-- EXERCISE TASK --
Give back exactly the lines running from the line with "OCR this image." to the end of the entries, and only those lines.
################
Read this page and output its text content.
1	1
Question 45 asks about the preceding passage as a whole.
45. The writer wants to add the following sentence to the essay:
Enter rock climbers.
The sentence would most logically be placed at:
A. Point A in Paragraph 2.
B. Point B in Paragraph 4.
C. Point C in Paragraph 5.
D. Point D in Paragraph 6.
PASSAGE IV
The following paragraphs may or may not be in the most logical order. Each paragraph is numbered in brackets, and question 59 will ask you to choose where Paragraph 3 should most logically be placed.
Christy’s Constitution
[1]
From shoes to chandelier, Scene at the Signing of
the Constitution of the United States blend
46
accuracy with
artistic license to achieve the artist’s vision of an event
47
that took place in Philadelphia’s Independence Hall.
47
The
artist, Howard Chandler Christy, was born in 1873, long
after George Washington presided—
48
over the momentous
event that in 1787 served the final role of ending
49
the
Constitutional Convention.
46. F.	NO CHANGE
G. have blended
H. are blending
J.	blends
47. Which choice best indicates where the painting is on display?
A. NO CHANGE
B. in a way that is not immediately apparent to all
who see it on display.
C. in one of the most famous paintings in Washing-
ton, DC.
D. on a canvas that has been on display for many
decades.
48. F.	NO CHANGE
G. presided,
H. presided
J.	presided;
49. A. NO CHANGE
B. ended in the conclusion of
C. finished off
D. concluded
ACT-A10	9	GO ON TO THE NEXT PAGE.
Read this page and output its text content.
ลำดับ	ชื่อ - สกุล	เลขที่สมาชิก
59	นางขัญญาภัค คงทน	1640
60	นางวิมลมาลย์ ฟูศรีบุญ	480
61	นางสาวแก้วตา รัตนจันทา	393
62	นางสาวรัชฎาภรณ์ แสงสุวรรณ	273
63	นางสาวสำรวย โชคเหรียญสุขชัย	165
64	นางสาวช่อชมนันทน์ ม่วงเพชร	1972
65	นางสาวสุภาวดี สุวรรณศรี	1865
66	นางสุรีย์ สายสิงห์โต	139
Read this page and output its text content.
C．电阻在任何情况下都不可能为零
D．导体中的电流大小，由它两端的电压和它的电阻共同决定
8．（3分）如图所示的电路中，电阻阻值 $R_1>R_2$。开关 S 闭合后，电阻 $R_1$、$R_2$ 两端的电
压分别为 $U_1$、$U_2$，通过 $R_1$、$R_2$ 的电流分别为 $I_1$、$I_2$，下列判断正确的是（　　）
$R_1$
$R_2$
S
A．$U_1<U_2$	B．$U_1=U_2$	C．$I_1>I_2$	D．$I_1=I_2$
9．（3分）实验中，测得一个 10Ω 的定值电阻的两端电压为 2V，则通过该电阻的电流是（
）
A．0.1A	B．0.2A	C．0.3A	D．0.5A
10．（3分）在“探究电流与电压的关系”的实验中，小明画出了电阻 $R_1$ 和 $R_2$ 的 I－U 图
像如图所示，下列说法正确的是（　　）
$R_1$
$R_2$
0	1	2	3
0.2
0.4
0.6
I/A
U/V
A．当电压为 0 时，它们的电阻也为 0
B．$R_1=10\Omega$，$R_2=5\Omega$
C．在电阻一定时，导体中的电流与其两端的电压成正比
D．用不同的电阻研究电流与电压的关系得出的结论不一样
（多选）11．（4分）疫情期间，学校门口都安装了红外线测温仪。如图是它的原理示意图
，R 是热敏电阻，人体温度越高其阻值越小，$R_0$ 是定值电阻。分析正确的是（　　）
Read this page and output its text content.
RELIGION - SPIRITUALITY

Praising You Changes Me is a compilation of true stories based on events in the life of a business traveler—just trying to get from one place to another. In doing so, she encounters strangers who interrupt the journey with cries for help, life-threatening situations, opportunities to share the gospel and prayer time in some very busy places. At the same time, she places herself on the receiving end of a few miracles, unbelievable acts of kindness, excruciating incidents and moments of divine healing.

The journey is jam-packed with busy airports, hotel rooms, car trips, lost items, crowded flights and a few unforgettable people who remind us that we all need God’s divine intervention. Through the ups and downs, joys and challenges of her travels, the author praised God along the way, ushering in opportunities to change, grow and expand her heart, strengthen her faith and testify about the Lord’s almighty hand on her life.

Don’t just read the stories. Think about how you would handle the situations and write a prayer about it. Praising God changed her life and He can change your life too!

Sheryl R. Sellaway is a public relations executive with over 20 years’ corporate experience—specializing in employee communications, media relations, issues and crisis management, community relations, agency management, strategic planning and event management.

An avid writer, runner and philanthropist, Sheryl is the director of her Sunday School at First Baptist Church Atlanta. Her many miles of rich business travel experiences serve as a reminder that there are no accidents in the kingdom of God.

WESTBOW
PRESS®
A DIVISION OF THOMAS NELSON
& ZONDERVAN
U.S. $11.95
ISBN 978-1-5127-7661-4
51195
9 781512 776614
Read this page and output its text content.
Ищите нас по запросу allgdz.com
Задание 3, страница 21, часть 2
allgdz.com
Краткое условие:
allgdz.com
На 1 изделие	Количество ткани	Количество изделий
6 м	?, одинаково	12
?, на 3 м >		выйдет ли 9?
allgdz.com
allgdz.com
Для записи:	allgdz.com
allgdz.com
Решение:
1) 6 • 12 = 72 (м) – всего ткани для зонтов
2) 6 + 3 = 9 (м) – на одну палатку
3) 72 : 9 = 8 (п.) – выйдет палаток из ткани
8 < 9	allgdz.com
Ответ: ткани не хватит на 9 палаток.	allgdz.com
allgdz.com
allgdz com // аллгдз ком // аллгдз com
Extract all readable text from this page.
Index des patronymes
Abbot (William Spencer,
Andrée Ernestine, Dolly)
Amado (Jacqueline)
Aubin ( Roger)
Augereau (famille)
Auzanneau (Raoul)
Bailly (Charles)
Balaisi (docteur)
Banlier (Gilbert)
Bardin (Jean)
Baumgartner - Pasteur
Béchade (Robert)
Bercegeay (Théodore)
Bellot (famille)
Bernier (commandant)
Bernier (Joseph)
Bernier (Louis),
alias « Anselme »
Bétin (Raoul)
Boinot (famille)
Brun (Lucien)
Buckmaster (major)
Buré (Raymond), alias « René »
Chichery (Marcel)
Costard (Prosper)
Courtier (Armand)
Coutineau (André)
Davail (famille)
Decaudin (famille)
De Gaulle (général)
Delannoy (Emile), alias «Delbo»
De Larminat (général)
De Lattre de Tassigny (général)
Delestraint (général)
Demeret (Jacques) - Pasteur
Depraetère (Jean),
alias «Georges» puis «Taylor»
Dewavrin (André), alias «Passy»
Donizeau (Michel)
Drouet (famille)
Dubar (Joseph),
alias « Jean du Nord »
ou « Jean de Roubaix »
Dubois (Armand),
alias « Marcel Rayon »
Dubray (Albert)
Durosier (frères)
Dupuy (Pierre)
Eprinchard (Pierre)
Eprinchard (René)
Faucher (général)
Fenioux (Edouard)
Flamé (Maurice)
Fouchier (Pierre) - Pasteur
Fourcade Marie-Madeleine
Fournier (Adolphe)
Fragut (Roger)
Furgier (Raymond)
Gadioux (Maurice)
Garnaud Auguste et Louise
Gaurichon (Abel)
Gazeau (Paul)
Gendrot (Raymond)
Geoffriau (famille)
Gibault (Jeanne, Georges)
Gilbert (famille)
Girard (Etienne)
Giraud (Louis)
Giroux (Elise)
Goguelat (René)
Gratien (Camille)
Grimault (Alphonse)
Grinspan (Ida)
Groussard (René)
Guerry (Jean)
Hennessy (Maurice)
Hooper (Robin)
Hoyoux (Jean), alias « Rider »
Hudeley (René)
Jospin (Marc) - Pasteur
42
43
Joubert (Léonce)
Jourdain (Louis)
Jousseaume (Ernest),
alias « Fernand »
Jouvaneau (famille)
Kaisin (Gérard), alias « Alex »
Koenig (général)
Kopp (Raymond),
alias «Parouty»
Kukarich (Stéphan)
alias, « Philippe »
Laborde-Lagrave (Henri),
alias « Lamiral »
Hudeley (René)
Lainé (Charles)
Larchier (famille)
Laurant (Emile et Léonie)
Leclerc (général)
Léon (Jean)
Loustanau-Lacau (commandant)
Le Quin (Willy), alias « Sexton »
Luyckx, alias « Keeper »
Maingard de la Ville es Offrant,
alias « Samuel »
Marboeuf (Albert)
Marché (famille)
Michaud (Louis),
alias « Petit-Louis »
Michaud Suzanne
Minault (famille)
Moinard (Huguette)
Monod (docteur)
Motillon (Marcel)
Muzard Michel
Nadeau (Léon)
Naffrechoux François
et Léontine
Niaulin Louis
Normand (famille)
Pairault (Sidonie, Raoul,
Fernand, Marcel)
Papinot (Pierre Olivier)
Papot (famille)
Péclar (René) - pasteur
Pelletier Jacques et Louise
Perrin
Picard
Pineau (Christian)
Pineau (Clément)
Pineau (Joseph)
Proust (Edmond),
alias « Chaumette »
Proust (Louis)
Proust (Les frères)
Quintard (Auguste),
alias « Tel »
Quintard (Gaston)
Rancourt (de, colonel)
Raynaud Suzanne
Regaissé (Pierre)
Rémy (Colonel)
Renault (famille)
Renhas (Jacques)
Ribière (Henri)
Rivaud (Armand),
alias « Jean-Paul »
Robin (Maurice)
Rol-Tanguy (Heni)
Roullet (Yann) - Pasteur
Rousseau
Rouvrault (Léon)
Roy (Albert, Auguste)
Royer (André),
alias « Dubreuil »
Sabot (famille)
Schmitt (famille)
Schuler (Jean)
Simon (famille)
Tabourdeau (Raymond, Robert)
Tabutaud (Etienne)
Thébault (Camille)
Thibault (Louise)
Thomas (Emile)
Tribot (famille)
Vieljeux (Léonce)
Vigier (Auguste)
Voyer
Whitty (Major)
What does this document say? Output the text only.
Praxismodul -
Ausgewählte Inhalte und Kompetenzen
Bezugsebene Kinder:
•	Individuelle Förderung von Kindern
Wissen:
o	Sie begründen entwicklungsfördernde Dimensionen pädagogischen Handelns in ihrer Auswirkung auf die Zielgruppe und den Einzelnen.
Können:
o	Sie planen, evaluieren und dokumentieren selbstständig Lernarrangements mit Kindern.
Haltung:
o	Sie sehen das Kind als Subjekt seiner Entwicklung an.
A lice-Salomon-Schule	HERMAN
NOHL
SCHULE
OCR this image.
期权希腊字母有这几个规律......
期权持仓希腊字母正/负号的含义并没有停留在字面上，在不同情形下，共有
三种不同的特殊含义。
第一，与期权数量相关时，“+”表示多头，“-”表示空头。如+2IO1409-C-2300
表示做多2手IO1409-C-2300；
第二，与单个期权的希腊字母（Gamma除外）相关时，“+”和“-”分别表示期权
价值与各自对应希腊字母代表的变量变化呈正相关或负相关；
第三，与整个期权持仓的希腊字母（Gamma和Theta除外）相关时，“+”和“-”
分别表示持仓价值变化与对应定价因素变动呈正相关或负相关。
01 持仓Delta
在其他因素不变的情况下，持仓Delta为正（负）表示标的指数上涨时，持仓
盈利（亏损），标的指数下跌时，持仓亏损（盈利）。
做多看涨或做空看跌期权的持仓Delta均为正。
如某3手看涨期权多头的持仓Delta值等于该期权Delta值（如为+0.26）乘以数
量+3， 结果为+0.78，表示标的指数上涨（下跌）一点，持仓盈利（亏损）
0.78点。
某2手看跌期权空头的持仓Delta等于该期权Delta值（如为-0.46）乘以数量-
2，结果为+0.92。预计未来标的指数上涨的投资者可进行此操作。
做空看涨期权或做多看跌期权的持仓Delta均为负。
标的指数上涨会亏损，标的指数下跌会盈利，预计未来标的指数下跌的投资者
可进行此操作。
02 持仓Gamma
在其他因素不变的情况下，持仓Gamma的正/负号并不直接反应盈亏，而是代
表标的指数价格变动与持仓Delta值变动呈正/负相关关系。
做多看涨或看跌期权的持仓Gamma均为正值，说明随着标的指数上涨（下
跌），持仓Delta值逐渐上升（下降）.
################
-- OUTPUT OF THE TASK --
OCR this image.
期权希腊字母有这几个规律......
期权持仓希腊字母正/负号的含义并没有停留在字面上，在不同情形下，共有
三种不同的特殊含义。
第一，与期权数量相关时，“+”表示多头，“-”表示空头。如+2IO1409-C-2300
表示做多2手IO1409-C-2300；
第二，与单个期权的希腊字母（Gamma除外）相关时，“+”和“-”分别表示期权
价值与各自对应希腊字母代表的变量变化呈正相关或负相关；
第三，与整个期权持仓的希腊字母（Gamma和Theta除外）相关时，“+”和“-”
分别表示持仓价值变化与对应定价因素变动呈正相关或负相关。
01 持仓Delta
在其他因素不变的情况下，持仓Delta为正（负）表示标的指数上涨时，持仓
盈利（亏损），标的指数下跌时，持仓亏损（盈利）。
做多看涨或做空看跌期权的持仓Delta均为正。
如某3手看涨期权多头的持仓Delta值等于该期权Delta值（如为+0.26）乘以数
量+3， 结果为+0.78，表示标的指数上涨（下跌）一点，持仓盈利（亏损）
0.78点。
某2手看跌期权空头的持仓Delta等于该期权Delta值（如为-0.46）乘以数量-
2，结果为+0.92。预计未来标的指数上涨的投资者可进行此操作。
做空看涨期权或做多看跌期权的持仓Delta均为负。
标的指数上涨会亏损，标的指数下跌会盈利，预计未来标的指数下跌的投资者
可进行此操作。
02 持仓Gamma
在其他因素不变的情况下，持仓Gamma的正/负号并不直接反应盈亏，而是代
表标的指数价格变动与持仓Delta值变动呈正/负相关关系。
做多看涨或看跌期权的持仓Gamma均为正值，说明随着标的指数上涨（下
跌），持仓Delta值逐渐上升（下降）.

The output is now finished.